• **What to produce**:
Sift the listing for lines that hold the string "this" and pull them out.

• **Given records**:

_ _ _ _ _

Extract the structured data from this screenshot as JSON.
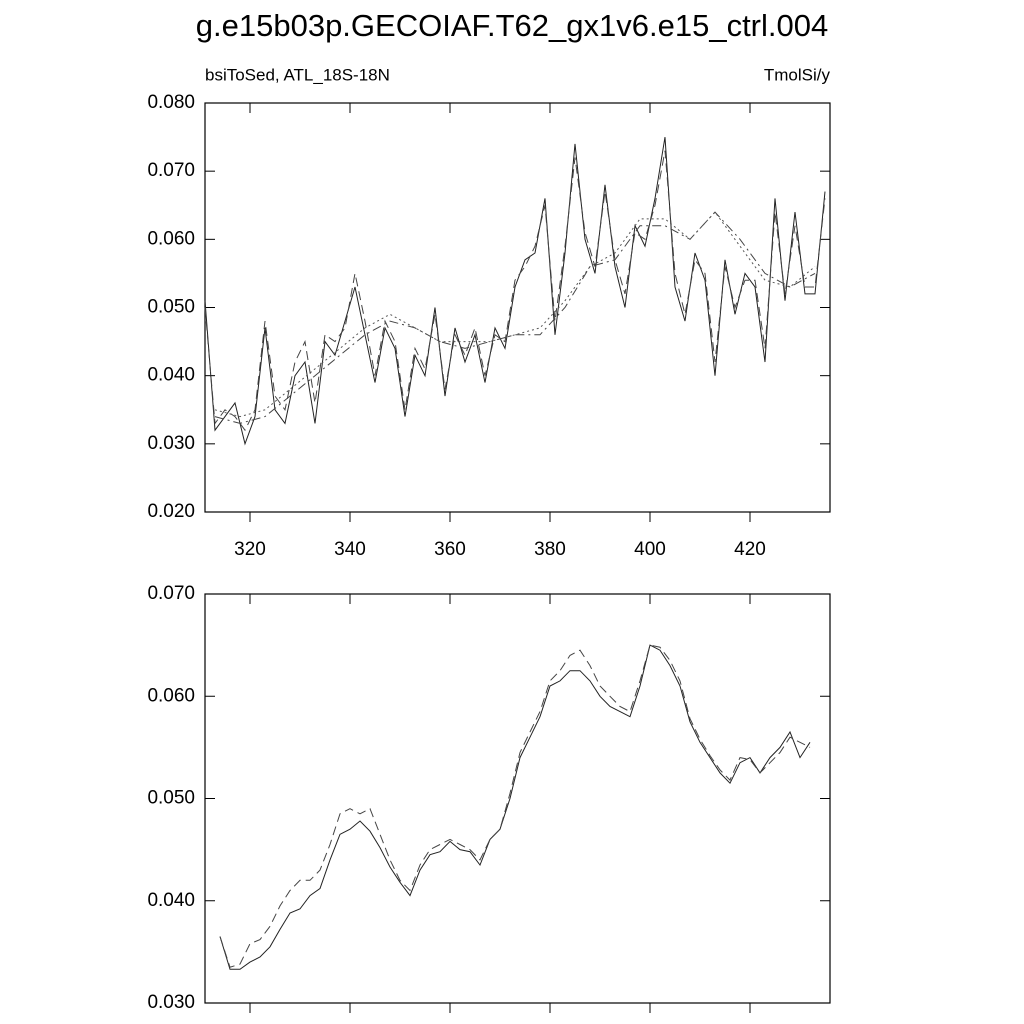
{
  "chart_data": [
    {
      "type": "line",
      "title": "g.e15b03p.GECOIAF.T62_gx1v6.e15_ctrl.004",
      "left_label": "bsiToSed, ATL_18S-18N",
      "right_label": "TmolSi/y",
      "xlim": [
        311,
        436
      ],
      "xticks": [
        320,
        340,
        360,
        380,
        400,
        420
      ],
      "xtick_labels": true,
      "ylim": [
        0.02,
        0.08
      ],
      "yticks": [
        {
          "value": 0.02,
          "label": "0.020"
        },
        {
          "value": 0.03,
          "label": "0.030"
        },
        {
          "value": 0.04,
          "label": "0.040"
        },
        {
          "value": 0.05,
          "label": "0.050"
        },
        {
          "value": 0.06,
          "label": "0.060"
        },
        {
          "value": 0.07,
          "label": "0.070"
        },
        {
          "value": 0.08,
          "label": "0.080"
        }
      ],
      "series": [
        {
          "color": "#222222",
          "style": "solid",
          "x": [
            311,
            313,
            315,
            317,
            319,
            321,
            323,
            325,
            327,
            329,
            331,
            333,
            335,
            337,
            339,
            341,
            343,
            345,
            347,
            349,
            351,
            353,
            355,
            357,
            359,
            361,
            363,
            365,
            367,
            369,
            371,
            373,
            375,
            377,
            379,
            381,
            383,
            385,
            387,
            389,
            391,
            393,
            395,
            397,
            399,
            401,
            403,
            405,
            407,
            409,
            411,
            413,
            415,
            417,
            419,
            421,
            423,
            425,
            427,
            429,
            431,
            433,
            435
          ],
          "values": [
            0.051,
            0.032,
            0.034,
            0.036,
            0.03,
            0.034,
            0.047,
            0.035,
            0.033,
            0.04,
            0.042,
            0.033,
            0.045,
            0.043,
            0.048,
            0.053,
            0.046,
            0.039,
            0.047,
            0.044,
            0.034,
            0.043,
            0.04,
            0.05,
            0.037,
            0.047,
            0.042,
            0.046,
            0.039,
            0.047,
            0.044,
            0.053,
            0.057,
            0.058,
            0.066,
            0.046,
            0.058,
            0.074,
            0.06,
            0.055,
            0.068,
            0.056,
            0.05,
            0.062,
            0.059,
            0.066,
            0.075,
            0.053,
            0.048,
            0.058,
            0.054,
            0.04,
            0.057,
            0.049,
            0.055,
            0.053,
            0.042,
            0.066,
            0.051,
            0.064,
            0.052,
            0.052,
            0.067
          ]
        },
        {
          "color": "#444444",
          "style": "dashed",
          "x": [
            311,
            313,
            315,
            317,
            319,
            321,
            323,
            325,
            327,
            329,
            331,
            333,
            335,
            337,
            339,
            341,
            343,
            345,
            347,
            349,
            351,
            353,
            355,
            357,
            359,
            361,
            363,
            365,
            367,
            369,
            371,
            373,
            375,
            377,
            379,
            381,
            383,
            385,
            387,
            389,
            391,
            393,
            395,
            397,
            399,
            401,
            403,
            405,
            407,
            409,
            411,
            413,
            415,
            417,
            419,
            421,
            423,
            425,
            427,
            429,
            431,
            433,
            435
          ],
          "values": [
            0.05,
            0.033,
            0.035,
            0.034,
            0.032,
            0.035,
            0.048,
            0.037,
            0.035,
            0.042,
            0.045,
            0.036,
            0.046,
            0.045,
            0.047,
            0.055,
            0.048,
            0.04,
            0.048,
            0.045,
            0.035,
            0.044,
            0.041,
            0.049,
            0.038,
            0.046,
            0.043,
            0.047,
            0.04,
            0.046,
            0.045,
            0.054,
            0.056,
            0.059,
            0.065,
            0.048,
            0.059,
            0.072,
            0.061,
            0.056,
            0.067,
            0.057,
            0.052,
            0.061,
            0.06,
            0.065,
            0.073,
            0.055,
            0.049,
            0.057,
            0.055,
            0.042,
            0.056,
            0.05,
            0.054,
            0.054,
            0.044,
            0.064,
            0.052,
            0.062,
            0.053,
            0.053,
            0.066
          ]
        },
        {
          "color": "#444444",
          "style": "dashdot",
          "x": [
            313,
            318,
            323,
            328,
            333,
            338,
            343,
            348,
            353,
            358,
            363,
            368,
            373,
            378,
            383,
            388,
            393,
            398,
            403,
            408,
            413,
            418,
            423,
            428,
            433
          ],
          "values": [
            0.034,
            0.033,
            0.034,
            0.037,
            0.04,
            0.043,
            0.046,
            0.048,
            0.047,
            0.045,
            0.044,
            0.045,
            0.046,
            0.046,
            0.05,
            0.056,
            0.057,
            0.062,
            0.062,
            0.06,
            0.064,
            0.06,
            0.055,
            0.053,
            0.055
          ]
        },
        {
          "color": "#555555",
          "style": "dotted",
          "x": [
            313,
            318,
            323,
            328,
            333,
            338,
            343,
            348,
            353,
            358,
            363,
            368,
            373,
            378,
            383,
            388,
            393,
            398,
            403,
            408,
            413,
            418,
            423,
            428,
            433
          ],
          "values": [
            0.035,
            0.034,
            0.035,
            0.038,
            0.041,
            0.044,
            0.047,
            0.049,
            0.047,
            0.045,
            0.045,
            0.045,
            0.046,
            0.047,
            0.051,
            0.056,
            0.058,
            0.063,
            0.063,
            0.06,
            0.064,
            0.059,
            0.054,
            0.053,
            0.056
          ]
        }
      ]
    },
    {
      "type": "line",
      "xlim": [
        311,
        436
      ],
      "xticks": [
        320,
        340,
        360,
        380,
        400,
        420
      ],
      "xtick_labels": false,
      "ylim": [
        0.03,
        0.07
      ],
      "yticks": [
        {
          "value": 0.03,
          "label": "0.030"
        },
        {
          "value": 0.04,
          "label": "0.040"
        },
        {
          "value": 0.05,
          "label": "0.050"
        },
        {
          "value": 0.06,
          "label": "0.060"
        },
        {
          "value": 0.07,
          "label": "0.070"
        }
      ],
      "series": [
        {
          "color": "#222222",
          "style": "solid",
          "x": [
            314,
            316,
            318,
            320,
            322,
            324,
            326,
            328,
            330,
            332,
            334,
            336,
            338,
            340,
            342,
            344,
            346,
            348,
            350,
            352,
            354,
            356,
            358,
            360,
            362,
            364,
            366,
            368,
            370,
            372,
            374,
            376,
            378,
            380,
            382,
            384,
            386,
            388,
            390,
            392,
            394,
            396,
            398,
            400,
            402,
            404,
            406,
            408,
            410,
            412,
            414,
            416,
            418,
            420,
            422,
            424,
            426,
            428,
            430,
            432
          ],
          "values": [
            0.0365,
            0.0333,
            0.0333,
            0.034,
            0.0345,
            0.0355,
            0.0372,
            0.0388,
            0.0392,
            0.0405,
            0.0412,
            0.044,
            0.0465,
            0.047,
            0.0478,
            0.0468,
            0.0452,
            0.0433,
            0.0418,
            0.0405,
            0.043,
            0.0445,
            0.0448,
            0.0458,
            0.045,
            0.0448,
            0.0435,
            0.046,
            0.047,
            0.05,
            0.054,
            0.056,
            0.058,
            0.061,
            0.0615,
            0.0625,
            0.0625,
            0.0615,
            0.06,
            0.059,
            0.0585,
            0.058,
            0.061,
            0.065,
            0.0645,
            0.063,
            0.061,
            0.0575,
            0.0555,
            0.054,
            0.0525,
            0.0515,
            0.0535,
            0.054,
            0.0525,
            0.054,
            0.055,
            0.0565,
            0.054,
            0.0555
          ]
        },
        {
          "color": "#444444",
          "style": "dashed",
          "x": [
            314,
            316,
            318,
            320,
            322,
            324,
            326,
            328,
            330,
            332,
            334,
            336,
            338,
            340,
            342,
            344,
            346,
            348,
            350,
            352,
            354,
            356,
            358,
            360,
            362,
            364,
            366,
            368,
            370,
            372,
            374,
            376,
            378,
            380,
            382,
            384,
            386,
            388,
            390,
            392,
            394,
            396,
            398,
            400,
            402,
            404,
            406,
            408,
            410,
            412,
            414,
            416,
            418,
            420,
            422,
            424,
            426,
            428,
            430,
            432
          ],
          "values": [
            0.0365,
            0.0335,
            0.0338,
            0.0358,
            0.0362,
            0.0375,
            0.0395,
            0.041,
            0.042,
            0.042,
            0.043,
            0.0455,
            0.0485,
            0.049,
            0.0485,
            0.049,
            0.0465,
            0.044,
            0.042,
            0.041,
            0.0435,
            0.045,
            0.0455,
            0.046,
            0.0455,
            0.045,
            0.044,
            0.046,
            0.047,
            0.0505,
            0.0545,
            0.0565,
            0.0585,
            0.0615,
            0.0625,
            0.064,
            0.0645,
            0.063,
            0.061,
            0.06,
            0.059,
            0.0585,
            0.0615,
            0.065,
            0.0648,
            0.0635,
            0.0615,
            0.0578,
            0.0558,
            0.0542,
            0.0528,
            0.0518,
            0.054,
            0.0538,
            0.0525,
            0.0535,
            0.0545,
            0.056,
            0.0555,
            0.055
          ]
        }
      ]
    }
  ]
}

_ _ _ _ _

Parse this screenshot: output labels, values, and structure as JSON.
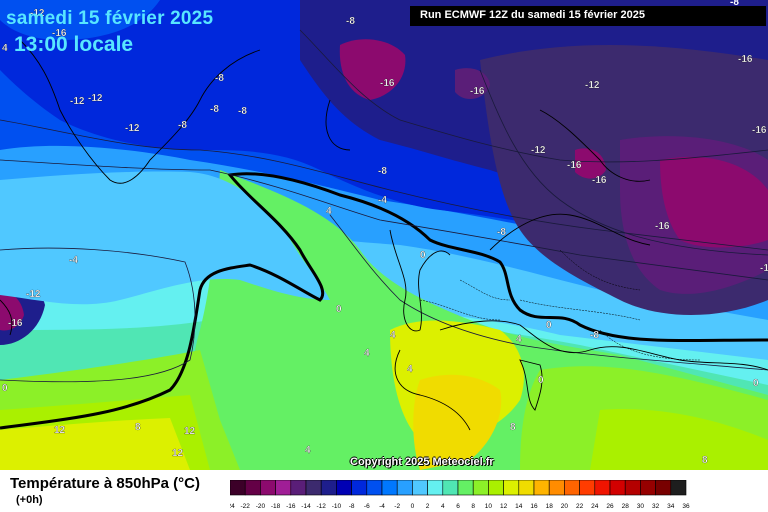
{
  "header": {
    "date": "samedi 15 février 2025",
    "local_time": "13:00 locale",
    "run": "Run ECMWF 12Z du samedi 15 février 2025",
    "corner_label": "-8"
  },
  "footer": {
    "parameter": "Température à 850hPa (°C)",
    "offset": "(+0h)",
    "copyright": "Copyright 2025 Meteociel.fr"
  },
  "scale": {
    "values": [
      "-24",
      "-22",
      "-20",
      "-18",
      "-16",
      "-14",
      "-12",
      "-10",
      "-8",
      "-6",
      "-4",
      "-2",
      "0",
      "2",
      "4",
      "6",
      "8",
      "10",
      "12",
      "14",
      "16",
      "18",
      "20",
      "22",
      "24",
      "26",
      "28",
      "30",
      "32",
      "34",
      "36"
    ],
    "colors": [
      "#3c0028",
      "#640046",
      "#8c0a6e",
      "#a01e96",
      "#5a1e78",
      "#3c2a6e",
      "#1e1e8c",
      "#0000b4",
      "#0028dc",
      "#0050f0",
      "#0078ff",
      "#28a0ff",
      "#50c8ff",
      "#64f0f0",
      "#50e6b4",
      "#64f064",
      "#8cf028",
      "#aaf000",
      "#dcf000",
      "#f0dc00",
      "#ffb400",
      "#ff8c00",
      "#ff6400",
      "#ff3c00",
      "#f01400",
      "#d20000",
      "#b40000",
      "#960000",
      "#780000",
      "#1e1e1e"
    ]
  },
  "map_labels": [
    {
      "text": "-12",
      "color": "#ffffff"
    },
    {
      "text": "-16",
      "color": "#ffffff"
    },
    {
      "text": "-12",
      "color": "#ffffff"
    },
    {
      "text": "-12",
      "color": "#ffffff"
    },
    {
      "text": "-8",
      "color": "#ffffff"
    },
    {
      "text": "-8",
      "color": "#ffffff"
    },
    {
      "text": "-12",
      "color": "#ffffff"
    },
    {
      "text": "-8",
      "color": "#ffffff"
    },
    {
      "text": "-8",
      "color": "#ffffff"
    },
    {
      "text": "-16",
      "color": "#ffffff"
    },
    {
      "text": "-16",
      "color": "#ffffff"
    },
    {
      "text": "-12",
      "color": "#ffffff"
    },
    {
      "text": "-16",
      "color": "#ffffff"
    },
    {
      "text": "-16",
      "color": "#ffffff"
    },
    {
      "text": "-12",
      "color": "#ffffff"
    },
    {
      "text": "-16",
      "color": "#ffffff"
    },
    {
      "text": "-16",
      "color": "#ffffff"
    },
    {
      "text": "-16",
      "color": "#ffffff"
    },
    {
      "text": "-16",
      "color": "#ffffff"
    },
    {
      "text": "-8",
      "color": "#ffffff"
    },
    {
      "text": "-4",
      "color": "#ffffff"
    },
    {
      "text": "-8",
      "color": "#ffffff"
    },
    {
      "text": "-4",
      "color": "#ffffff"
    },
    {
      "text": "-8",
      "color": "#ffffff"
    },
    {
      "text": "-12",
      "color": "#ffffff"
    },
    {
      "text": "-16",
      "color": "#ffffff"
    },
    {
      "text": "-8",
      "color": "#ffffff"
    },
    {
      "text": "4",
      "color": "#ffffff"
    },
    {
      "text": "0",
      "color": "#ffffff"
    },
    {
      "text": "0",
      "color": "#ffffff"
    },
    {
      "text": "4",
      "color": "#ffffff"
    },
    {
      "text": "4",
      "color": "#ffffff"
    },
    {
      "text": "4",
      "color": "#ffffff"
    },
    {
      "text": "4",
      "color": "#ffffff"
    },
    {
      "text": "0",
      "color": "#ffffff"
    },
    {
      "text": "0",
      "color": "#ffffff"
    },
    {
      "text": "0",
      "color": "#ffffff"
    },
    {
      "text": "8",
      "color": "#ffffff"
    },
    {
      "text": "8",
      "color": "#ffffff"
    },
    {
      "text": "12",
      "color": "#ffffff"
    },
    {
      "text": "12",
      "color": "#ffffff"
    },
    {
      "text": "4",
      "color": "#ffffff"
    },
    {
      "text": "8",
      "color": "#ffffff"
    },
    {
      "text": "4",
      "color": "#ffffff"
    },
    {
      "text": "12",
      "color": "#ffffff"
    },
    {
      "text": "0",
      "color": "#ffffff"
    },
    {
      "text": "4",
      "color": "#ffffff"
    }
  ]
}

_ _ _ _ _

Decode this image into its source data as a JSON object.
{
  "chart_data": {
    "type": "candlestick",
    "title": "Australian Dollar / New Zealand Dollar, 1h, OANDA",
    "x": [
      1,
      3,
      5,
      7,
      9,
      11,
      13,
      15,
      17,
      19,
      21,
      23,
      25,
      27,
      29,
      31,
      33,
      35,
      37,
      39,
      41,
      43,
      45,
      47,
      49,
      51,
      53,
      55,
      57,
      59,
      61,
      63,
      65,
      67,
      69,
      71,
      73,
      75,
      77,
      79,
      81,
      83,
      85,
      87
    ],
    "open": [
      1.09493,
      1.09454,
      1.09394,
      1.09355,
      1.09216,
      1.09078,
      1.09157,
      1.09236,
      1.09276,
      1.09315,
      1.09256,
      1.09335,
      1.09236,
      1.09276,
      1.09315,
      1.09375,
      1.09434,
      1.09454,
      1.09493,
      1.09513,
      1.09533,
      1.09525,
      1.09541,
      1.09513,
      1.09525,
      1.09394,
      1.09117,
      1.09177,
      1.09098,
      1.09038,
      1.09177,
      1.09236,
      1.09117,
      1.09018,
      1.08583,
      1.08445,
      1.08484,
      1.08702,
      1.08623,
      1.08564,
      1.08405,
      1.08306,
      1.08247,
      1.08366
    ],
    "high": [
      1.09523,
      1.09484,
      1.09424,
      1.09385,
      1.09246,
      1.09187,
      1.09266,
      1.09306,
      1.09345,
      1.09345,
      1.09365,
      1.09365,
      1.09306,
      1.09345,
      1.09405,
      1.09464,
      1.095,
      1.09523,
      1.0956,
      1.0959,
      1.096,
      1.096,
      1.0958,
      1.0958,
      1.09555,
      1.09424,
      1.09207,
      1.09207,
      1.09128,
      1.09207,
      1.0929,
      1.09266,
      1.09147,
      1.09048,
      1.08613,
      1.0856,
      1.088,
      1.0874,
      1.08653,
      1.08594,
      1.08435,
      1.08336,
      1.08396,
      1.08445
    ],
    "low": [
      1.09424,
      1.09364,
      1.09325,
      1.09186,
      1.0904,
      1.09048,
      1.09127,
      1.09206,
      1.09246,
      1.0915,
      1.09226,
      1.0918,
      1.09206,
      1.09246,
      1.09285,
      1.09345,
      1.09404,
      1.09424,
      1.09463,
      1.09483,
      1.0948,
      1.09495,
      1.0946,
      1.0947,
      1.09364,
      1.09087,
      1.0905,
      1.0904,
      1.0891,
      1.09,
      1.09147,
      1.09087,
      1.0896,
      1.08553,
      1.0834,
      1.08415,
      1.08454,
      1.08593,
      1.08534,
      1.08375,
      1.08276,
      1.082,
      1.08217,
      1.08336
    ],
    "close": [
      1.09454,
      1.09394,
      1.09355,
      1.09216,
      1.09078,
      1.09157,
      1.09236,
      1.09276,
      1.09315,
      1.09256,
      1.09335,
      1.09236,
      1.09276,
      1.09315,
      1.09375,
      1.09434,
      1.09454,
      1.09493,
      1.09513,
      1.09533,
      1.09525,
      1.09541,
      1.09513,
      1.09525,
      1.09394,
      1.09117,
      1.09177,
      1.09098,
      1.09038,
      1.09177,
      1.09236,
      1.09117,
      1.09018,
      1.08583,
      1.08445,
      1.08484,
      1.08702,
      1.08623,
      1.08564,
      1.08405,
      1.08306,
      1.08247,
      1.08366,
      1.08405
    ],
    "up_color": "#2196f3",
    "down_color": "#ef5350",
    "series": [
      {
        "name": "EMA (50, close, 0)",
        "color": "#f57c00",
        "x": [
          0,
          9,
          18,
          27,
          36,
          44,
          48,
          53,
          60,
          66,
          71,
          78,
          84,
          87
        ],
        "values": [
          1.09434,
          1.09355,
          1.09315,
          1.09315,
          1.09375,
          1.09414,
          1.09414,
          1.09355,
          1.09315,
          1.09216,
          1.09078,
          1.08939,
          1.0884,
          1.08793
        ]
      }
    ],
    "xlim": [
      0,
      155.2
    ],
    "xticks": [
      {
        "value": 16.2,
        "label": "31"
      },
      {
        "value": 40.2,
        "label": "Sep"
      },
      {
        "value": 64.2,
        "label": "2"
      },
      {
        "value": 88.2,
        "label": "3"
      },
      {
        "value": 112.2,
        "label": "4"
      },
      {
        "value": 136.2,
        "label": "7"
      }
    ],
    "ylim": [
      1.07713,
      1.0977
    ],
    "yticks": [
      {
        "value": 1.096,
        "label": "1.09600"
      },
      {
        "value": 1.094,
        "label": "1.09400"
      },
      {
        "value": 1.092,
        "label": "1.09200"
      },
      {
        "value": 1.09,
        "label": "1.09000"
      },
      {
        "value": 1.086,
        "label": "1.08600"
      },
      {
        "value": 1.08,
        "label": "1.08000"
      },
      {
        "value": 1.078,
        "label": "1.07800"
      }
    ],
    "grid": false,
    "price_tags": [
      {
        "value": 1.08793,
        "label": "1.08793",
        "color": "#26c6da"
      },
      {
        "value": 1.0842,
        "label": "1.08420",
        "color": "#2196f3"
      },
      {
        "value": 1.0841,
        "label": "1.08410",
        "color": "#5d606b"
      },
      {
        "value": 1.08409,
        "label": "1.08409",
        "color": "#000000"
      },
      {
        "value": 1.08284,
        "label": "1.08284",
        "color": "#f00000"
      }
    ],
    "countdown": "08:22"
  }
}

_ _ _ _ _

• **Right answer**:
Extract the structured data from this screenshot as JSON.
Parse this screenshot: output labels, values, and structure as JSON.
Decode this image into its source data as a JSON object.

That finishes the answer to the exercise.